+++ Input for this task +++

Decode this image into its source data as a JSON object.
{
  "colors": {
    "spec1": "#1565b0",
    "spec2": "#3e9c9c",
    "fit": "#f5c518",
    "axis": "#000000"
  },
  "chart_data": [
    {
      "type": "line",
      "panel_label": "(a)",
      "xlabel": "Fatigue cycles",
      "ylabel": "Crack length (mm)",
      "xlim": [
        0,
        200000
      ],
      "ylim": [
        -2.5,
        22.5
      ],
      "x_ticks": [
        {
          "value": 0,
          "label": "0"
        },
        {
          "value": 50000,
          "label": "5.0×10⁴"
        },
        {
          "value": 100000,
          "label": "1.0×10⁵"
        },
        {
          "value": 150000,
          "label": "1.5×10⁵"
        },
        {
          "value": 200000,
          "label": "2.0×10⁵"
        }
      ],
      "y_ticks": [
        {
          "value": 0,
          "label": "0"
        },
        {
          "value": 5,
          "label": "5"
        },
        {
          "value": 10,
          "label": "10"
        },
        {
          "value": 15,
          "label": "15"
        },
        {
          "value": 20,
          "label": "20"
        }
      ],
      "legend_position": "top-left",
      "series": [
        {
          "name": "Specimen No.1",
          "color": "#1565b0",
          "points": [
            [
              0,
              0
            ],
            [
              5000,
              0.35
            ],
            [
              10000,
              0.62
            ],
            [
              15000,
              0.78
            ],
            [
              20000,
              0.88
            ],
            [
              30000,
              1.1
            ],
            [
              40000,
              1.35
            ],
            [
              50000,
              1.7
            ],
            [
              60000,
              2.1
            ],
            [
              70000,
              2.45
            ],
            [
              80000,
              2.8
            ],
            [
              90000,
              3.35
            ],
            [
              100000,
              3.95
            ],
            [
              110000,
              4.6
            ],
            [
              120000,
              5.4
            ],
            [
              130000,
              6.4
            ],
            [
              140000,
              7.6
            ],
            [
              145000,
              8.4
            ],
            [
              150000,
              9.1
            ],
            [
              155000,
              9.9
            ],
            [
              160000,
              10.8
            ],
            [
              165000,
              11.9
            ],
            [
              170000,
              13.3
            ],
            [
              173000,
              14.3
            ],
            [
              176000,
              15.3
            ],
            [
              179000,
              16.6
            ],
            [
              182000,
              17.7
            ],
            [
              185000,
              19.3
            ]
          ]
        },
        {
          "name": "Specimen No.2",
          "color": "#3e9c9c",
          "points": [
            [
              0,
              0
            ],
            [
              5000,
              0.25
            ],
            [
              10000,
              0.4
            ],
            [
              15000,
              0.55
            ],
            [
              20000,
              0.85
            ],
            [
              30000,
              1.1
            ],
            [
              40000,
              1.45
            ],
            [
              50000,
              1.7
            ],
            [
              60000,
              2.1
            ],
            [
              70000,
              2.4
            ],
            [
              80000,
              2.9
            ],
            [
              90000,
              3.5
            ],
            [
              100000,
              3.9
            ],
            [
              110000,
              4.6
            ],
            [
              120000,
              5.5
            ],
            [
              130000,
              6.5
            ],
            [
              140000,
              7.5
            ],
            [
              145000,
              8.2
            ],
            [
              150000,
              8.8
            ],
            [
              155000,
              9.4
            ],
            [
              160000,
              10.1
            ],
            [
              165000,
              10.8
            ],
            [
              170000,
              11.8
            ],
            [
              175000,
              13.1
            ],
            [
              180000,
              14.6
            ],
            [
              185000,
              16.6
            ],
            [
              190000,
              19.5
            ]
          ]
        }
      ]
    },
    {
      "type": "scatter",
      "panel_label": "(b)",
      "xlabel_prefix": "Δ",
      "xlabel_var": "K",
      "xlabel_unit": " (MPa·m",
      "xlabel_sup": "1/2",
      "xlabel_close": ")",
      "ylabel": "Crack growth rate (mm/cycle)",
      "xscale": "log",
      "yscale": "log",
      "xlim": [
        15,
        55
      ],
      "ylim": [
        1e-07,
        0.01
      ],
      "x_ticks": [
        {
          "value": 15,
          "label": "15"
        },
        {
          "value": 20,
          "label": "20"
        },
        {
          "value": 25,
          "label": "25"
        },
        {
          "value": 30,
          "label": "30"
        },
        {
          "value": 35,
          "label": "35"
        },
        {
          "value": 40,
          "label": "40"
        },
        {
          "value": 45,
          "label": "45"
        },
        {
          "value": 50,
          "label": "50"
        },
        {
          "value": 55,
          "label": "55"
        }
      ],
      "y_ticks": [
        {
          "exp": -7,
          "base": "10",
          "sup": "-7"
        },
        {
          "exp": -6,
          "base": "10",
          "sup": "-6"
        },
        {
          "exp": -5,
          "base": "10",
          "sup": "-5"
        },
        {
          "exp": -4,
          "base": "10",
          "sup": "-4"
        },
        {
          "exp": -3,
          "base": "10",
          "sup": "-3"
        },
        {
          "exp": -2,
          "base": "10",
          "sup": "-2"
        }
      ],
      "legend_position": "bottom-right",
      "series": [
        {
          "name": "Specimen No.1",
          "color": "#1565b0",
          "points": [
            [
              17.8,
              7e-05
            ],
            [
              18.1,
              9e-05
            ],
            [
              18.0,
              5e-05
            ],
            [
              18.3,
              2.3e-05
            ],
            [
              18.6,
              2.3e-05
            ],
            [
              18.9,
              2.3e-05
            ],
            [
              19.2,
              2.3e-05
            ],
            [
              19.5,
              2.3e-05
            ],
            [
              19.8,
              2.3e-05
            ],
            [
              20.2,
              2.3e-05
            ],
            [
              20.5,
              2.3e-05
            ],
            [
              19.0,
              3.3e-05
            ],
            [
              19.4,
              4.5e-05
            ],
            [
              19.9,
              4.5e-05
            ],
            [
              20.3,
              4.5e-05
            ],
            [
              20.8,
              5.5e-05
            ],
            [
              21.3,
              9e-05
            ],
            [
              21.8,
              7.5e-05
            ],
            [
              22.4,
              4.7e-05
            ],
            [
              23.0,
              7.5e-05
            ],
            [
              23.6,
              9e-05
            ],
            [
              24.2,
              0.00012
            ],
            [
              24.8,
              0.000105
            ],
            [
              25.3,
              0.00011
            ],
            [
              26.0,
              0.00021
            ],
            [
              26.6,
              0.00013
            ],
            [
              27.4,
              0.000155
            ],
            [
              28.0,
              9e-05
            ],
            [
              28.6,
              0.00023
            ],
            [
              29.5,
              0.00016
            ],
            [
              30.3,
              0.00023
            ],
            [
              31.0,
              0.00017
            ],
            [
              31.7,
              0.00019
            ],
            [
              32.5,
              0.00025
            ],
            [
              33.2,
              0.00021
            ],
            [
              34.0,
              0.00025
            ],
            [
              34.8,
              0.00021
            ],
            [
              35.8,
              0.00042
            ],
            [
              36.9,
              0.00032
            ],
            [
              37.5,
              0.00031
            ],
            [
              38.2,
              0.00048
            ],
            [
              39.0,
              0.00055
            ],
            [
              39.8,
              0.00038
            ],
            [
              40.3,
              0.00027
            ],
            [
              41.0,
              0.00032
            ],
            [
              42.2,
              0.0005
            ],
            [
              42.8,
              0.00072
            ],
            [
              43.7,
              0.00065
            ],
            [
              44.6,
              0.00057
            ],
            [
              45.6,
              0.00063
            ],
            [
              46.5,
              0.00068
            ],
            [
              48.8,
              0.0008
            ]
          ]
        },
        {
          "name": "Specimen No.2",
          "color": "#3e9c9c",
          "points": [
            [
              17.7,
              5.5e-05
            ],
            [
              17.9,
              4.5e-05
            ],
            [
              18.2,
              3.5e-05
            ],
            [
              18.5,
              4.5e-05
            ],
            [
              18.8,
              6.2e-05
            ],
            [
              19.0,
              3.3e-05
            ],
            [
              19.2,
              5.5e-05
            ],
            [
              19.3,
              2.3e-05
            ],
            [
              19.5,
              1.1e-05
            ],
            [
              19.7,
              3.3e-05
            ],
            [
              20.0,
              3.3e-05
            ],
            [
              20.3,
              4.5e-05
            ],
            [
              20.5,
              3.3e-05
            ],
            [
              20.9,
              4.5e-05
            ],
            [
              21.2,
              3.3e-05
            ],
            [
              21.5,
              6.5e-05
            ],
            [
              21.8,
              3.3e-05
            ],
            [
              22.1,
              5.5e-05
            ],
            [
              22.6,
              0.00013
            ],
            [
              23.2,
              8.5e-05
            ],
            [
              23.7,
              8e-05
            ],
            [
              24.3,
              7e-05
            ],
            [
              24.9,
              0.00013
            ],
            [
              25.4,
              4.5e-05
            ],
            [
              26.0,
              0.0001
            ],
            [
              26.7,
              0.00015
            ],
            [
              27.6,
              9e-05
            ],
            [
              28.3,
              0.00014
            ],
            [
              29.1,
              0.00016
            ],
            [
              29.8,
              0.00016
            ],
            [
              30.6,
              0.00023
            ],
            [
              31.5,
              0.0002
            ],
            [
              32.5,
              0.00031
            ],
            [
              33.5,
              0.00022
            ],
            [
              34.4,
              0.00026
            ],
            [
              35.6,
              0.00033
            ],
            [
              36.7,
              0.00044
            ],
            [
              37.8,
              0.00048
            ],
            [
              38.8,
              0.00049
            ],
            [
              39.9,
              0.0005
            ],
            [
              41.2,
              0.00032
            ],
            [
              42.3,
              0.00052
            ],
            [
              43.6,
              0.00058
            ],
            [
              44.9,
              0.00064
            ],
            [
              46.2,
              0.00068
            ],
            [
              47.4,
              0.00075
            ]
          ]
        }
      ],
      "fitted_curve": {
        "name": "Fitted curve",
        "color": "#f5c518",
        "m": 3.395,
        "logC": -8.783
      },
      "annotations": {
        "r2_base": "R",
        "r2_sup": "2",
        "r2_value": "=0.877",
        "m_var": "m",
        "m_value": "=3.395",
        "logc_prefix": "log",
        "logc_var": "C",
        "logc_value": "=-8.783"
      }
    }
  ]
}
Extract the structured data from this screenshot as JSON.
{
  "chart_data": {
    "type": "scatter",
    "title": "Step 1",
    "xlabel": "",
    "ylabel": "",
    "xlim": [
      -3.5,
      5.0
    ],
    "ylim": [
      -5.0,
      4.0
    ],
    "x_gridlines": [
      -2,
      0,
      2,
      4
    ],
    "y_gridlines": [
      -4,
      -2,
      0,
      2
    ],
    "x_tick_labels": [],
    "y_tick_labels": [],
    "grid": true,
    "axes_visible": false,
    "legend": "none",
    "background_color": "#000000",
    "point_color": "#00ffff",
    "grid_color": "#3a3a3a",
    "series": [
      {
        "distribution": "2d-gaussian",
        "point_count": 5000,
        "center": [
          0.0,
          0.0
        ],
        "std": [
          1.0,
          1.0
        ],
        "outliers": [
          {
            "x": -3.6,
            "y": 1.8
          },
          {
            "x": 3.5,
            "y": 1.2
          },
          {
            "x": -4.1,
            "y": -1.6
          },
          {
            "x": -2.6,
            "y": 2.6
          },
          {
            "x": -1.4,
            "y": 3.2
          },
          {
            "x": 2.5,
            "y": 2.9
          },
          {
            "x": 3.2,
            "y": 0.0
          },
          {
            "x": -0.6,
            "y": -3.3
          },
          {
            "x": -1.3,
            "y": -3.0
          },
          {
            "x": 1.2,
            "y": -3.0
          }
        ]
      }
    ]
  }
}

+++

*Exercise brief*. Each line of the data that includes the word "JSON" counts once; report the total and nothing more.

*Full output*. 2